-- RECORDS SUPPLIED start --

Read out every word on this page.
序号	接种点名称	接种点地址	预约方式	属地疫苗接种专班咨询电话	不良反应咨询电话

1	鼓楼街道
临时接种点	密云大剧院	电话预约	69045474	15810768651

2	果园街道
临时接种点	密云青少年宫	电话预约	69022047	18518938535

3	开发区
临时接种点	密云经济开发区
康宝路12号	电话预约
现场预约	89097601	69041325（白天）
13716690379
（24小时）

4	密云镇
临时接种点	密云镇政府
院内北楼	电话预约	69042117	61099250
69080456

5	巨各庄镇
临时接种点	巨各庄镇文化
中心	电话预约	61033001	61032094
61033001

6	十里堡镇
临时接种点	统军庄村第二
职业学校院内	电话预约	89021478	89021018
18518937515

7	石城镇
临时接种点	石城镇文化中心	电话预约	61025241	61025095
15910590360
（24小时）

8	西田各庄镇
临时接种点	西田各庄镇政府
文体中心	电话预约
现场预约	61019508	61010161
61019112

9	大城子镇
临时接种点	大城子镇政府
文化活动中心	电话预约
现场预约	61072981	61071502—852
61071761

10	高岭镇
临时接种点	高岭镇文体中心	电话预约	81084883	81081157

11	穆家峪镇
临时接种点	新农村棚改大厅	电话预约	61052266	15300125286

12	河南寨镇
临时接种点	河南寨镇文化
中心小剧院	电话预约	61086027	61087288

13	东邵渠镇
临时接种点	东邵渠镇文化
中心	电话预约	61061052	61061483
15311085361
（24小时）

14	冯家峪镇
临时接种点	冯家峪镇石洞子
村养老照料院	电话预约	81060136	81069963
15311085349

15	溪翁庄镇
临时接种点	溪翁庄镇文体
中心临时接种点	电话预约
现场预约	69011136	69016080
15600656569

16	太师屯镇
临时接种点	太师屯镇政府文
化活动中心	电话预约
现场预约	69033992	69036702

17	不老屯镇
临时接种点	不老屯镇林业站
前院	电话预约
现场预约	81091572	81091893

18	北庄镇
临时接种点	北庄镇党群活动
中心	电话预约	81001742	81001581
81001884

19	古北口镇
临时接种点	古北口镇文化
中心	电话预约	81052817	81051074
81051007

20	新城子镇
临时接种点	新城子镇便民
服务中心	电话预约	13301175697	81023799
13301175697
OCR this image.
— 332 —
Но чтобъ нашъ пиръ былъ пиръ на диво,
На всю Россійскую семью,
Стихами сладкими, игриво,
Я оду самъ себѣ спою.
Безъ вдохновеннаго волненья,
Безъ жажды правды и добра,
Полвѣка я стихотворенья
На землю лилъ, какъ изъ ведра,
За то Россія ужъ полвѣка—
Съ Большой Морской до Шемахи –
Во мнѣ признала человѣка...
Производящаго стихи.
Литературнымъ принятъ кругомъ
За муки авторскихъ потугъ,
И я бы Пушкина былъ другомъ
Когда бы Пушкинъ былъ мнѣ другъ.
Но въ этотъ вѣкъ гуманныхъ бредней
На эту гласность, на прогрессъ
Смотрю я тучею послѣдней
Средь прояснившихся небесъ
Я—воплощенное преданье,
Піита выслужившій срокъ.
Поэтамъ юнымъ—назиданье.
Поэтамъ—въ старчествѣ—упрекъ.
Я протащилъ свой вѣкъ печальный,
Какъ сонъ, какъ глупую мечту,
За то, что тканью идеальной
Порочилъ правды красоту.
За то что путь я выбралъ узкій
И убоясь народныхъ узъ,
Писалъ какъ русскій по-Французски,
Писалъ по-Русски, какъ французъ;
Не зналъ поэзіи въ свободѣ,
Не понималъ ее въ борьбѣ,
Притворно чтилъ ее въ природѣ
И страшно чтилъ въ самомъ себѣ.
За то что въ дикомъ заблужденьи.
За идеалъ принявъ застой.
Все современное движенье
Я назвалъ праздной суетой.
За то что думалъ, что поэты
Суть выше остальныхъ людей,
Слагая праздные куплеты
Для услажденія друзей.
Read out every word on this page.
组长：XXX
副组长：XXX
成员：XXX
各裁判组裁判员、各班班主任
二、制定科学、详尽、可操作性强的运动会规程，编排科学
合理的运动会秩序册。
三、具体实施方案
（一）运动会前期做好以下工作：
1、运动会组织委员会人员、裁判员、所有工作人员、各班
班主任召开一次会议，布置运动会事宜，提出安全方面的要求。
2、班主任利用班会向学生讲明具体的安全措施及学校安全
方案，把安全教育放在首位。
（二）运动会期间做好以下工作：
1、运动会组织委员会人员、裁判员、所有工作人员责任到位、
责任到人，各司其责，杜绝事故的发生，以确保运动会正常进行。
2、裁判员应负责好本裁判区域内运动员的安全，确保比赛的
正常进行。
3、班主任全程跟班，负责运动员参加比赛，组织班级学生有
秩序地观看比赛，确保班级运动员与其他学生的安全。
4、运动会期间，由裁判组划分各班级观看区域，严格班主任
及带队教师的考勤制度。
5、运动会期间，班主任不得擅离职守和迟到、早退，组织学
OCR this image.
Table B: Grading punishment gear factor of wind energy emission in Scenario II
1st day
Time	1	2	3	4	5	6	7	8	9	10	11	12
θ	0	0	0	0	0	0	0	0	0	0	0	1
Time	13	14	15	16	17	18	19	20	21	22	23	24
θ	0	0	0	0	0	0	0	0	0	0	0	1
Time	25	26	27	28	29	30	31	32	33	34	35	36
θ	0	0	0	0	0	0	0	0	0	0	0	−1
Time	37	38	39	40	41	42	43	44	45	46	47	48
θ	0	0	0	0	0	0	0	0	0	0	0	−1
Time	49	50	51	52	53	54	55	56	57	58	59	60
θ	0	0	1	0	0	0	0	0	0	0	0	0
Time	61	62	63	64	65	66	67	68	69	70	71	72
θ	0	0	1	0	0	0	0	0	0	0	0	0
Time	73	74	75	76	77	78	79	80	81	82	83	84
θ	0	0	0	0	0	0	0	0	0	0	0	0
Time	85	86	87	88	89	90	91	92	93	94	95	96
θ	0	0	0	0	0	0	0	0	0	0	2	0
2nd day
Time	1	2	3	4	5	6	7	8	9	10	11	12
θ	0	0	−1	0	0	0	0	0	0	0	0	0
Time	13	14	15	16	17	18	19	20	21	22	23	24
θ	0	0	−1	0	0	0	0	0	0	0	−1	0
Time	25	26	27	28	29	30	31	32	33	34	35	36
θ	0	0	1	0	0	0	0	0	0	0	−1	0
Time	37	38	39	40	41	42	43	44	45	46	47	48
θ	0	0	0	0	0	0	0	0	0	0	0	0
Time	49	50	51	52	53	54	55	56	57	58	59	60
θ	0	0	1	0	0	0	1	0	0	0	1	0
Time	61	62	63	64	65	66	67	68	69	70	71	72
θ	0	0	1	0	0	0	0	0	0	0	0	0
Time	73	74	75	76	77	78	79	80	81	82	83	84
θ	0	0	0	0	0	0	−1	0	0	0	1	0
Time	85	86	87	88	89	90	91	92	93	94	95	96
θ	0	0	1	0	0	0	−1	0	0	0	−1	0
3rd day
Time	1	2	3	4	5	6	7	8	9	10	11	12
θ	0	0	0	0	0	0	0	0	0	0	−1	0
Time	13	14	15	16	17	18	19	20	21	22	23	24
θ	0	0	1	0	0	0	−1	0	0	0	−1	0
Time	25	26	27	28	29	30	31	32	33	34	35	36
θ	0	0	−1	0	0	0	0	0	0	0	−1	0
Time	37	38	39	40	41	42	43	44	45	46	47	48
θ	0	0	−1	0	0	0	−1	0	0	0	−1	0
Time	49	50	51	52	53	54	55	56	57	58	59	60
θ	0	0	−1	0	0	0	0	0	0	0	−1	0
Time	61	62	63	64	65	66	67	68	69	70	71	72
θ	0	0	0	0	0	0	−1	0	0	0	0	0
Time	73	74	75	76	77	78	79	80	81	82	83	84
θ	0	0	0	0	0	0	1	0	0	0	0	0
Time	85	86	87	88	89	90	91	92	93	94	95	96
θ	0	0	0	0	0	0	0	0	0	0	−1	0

-- RECORDS SUPPLIED end --

### JOB
Select and copy every line of the material that holds the string "былъ".

### ANSWER TO THE EXERCISE
Но чтобъ нашъ пиръ былъ пиръ на диво,
И я бы Пушкина былъ другомъ
Когда бы Пушкинъ былъ мнѣ другъ.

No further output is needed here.